Figure collection entries
----------

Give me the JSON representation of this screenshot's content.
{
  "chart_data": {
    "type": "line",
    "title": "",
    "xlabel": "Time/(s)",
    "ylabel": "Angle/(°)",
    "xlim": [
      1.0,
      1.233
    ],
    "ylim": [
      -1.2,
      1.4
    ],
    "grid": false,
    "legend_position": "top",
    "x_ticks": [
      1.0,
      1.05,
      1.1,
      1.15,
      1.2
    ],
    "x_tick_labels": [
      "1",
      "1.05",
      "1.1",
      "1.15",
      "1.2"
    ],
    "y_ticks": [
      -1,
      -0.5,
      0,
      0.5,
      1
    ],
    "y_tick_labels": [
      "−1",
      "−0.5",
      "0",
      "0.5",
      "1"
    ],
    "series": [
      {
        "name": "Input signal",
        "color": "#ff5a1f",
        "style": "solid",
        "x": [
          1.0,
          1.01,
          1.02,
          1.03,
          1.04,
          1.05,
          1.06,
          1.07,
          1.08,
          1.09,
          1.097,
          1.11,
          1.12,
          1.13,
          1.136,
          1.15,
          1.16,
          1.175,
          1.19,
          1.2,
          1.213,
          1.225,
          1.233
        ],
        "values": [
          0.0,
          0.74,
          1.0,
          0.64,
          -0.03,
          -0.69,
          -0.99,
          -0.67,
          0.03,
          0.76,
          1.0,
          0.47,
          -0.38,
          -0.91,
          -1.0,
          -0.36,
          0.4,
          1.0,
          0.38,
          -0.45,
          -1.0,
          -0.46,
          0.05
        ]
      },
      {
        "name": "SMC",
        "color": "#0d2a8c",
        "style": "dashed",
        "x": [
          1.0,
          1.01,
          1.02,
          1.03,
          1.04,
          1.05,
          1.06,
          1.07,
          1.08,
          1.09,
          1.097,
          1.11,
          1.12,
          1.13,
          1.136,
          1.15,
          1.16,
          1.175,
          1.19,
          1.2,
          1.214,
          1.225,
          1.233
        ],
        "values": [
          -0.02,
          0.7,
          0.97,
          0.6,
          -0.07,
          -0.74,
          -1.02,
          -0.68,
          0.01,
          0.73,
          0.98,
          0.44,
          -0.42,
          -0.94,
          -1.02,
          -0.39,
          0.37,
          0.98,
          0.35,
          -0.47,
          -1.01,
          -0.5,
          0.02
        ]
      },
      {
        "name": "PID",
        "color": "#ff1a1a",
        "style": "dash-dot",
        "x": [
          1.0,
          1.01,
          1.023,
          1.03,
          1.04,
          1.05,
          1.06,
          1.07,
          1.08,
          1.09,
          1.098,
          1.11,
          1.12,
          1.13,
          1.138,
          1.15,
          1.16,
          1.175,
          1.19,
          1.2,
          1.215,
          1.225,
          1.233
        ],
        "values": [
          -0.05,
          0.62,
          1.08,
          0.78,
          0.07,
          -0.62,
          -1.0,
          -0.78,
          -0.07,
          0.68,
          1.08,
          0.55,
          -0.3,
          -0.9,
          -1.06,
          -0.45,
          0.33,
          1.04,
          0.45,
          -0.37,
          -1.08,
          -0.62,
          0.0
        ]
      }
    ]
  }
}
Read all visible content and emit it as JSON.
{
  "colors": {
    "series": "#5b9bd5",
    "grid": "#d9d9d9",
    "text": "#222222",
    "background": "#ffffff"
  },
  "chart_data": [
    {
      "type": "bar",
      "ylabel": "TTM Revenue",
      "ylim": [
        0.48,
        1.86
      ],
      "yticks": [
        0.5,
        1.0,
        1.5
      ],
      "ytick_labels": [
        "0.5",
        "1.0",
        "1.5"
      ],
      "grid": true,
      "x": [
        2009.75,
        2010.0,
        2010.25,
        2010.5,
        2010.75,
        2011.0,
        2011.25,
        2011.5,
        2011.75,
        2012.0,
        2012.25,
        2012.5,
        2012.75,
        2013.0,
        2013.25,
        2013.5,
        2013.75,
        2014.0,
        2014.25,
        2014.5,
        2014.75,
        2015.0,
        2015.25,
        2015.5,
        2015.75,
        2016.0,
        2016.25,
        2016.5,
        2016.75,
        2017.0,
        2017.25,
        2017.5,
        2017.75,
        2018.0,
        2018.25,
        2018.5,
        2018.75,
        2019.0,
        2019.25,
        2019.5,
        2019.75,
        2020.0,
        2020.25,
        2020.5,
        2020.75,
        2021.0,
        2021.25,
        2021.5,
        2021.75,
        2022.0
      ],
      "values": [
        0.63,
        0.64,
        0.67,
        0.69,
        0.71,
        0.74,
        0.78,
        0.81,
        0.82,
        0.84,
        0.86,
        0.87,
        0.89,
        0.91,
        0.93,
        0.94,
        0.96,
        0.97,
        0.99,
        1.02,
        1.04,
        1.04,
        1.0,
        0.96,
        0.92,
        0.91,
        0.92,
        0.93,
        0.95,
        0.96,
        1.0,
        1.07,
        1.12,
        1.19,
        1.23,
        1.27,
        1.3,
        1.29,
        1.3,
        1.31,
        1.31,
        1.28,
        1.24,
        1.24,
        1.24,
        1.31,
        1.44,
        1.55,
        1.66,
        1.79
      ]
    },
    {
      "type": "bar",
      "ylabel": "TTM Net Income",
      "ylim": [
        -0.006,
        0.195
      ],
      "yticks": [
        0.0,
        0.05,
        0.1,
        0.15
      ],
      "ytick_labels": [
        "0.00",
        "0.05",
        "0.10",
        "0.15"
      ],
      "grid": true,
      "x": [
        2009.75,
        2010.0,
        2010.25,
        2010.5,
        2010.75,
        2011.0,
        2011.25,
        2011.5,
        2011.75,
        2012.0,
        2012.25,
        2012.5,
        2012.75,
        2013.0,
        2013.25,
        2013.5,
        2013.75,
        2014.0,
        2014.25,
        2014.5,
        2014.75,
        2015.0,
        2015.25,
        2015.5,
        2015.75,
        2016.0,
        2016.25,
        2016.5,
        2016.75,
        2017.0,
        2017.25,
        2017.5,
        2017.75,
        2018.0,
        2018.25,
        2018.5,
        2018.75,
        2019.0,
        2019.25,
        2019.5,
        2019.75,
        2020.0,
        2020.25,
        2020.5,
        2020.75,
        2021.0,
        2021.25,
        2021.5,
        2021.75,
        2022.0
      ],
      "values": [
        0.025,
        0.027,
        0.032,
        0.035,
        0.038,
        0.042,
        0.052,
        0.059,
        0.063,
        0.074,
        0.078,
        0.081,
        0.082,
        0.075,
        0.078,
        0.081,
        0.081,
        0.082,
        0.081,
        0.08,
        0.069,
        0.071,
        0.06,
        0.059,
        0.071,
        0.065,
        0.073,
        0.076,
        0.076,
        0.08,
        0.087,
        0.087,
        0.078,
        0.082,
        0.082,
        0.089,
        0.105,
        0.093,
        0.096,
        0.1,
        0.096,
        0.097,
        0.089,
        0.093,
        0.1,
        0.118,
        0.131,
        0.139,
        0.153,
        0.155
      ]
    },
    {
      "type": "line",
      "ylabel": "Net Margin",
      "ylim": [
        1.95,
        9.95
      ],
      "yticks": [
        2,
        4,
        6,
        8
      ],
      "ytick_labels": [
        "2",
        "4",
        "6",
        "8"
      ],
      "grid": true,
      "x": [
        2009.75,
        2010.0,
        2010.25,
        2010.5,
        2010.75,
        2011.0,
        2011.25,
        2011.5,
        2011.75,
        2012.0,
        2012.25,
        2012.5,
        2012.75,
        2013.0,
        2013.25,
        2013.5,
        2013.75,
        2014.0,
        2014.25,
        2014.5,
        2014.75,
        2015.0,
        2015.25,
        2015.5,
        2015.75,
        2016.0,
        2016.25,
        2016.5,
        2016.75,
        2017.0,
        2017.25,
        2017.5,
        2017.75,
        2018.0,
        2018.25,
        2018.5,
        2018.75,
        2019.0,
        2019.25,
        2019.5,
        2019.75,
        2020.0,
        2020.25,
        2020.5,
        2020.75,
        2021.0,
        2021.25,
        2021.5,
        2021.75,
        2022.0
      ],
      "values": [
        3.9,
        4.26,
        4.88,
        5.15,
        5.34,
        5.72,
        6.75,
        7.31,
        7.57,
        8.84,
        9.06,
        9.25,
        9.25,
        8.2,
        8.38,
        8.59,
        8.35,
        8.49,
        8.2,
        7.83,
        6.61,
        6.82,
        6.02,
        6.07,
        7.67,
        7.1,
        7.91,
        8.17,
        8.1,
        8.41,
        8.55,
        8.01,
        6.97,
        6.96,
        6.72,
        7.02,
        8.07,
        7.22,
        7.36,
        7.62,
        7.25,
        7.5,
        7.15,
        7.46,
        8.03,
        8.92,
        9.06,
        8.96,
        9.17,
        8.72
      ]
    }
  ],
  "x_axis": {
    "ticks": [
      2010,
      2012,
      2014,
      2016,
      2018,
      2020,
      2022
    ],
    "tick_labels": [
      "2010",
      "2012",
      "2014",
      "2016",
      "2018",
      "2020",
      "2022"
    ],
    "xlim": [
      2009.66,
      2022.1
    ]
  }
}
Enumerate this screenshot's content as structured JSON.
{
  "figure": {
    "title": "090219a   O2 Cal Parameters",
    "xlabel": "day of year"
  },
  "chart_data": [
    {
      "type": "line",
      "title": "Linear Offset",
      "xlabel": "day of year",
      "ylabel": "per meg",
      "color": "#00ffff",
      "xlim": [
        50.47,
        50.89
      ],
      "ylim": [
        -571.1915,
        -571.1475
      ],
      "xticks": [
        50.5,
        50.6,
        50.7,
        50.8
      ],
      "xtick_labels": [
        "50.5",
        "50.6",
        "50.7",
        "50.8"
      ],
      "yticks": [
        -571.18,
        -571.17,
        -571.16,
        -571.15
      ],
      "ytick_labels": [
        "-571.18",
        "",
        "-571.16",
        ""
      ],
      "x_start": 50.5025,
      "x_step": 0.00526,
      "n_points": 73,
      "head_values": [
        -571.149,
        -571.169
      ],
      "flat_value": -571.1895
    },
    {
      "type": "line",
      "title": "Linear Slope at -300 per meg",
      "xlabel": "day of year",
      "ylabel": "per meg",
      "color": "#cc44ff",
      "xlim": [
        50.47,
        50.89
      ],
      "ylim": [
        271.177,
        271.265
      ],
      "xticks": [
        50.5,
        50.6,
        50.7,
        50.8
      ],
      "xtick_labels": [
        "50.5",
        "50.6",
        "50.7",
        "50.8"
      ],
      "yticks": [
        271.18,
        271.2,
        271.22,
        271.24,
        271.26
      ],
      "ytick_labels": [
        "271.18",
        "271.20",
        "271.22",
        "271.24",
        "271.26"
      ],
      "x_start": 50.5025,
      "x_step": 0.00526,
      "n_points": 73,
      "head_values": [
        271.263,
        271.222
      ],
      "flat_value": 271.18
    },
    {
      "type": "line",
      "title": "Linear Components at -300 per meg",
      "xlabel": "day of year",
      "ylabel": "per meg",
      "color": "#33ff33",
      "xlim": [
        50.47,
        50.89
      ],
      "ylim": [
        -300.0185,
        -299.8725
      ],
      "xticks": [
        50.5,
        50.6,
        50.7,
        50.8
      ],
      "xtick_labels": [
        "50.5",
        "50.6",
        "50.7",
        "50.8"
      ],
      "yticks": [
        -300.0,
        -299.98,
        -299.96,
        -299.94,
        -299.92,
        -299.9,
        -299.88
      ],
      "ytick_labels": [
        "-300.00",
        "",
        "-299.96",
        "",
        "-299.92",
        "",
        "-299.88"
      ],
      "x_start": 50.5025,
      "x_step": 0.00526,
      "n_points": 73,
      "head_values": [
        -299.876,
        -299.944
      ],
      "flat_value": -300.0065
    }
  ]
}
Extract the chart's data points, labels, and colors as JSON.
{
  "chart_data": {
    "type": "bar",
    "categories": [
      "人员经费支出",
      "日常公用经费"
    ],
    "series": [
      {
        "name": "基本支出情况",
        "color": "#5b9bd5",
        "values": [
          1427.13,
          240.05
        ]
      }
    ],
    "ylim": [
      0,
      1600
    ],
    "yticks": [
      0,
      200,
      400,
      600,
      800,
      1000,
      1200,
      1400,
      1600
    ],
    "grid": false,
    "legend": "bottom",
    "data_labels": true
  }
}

----------

Aim of the task: Reproduce only those lines of the entries above that run from the line with "Extract the chart's" to the final line.

The completed task:
Extract the chart's data points, labels, and colors as JSON.
{
  "chart_data": {
    "type": "bar",
    "categories": [
      "人员经费支出",
      "日常公用经费"
    ],
    "series": [
      {
        "name": "基本支出情况",
        "color": "#5b9bd5",
        "values": [
          1427.13,
          240.05
        ]
      }
    ],
    "ylim": [
      0,
      1600
    ],
    "yticks": [
      0,
      200,
      400,
      600,
      800,
      1000,
      1200,
      1400,
      1600
    ],
    "grid": false,
    "legend": "bottom",
    "data_labels": true
  }
}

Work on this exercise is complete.